▸ **EXERCISE INSTRUCTIONS**
(a) For each statement, answer yes or no to whether it agrees with the passage on B.C. mill safety, and quote the words of the passage that decide it. (i) Four men died in the 2012 explosions. (ii) Both pellet mills that inspectors visited in April passed their tests. (iii) Pinnacle's Burns Lake plant was among the four mills found in compliance.
(b) From the passage on B.C. mill safety, return word for word everything from "The update would" down to "never be repeated.".

▸ **PASSAGE FOR REVIEW**
The update would have trumpeted how the government is making progress on a series of recommendations to improve workplace safety – changes designed to make sure the circumstances that led to two deadly sawmill explosions two years ago would never be repeated.

Instead, Shirley Bond, the minister responsible for WorkSafeBC, found herself on Oct. 9 answering questions about how a third incident could happen.

Ms. Bond vowed to make forest-sector workers safer after the explosions in 2012, including one in her hometown of Prince George. The incidents left four men dead, dozens more injured and exposed a widespread hazard of combustible sawdust.

The government and WorkSafeBC continue to investigate what happened at the Pinnacle Renewable Energy Inc. facility in Burns Lake earlier this month and it may well be that the Pinnacle explosion has nothing in common with previous two.

What is clear, however, is that the government was aware that the pellet industry in B.C. is struggling to manage safety risks.

WorkSafeBC ramped up inspections of the province's 85 sawmills after the Babine Forest Products mill in Burns Lake was levelled and the Lakeland mill in Prince George was destroyed three months later. Last spring, the enforcement drive targeting combustible dust was expanded to include 15 other wood-product facilities including the province's wood-pellet manufacturers.

The wood-pellet industry is inherently high-risk. Truckloads of sawdust are conveyed through a mill to be compressed into fuel pellets. The whole process disperses combustible dust, which is easily ignited.

Inspectors visited two pellet mills in April and both failed tests. At that point, the inspections stopped. The owners of all the mills were brought in to be reminded about the hazards of combustible sawdust.

It is difficult to comprehend that in 2014, there might be a single operator of any kind of wood-products mill in B.C. who wouldn't be aware of the explosion risk of poorly managed sawdust. But even after that intervention, when the inspections resumed, only four of the 10 mills passed inspection. (Pinnacle's Burns Lake plant, although it had been fined for violations in 2013, was one of the four that was in compliance.)

Gord Macatee explained part of the problem in his report to government in July, which included 43 recommendations. Ms. Bond had planned to report on their progress this month.

▸ **DATA EXCERPTS**
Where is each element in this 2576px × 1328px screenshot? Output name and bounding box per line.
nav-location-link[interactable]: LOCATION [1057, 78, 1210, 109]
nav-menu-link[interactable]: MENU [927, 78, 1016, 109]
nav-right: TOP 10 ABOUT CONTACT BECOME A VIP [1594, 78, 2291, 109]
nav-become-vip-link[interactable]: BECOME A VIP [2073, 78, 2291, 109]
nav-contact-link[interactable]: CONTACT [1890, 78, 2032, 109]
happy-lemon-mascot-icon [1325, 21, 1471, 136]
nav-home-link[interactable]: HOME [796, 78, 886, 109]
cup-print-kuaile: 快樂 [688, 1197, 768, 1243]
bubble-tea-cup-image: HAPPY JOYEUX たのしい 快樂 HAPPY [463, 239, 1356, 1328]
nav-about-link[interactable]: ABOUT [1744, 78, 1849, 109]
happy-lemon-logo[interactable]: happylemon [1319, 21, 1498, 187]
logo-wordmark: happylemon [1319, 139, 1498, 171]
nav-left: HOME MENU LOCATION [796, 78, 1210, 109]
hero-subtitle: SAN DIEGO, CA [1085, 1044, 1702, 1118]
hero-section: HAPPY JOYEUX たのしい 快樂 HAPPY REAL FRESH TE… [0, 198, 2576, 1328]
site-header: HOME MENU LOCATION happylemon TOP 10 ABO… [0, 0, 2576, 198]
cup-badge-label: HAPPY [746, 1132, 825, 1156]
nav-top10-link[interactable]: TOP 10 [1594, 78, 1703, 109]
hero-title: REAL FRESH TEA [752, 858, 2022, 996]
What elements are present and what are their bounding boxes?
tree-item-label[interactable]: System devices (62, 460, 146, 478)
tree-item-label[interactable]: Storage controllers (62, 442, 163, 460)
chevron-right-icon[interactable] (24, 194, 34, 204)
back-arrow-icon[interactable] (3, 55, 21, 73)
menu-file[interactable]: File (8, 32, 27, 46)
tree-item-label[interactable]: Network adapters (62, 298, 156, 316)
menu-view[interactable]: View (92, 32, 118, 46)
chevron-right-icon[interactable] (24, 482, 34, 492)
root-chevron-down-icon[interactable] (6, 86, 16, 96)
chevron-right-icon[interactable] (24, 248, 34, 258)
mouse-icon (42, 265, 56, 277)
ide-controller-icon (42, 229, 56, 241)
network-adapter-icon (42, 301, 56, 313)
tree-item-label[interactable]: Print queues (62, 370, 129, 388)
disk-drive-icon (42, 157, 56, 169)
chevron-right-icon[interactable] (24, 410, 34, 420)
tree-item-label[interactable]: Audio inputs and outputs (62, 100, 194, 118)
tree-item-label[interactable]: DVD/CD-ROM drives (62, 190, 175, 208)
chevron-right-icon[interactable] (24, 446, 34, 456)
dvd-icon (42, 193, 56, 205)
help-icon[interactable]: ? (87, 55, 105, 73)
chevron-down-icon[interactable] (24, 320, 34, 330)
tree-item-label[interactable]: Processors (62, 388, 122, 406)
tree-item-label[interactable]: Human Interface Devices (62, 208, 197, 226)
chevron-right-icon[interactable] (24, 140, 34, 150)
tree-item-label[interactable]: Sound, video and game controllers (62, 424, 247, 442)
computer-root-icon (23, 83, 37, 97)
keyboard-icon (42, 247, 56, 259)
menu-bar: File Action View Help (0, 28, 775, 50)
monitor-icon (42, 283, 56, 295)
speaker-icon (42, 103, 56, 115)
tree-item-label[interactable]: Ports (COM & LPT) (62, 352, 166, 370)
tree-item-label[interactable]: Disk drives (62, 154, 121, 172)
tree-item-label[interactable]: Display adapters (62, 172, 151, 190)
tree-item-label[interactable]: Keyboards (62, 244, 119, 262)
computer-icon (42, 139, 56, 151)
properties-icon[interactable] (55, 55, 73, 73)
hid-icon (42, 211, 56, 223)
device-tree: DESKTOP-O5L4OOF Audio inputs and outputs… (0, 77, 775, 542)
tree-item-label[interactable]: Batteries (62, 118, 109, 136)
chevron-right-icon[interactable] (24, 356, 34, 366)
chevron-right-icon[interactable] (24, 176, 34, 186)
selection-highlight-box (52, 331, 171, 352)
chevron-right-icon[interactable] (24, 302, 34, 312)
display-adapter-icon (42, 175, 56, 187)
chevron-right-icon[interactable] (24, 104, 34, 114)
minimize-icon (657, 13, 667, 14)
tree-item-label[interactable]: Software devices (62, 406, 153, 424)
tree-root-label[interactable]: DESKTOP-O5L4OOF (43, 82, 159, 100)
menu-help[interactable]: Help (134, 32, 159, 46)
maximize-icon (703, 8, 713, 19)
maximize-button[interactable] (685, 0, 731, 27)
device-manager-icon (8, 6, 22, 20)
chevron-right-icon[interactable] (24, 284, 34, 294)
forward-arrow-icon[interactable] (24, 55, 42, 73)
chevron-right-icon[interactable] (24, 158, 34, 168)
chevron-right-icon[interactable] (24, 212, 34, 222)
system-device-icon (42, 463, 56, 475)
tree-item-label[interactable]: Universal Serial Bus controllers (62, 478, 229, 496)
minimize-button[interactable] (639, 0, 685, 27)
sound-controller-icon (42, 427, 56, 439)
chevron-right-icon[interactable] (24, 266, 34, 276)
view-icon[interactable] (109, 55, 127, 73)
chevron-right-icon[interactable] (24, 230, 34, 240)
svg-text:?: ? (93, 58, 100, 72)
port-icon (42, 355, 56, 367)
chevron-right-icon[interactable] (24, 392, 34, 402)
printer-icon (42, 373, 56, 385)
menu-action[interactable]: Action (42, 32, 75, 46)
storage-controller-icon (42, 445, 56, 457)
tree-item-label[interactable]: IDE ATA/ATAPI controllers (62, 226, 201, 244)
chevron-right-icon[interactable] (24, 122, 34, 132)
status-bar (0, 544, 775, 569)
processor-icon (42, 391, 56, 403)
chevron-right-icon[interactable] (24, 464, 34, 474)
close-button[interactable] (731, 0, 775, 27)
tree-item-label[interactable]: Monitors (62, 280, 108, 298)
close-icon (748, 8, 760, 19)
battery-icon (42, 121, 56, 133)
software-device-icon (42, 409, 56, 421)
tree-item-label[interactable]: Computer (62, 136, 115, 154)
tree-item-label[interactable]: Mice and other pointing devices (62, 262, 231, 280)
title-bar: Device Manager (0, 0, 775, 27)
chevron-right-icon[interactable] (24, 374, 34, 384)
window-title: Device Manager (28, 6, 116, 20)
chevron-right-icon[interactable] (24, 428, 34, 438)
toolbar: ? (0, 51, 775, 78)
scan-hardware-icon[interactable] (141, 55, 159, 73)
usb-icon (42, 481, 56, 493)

▸ **SET OF ANSWERS**
(a)
(i) Yes: "The incidents left four men dead"
(ii) No: "Inspectors visited two pellet mills in April and both failed tests."
(iii) Yes: "Pinnacle's Burns Lake plant, although it had been fined for violations in 2013, was one of the four that was in compliance."

(b)
The update would have trumpeted how the government is making progress on a series of recommendations to improve workplace safety – changes designed to make sure the circumstances that led to two deadly sawmill explosions two years ago would never be repeated.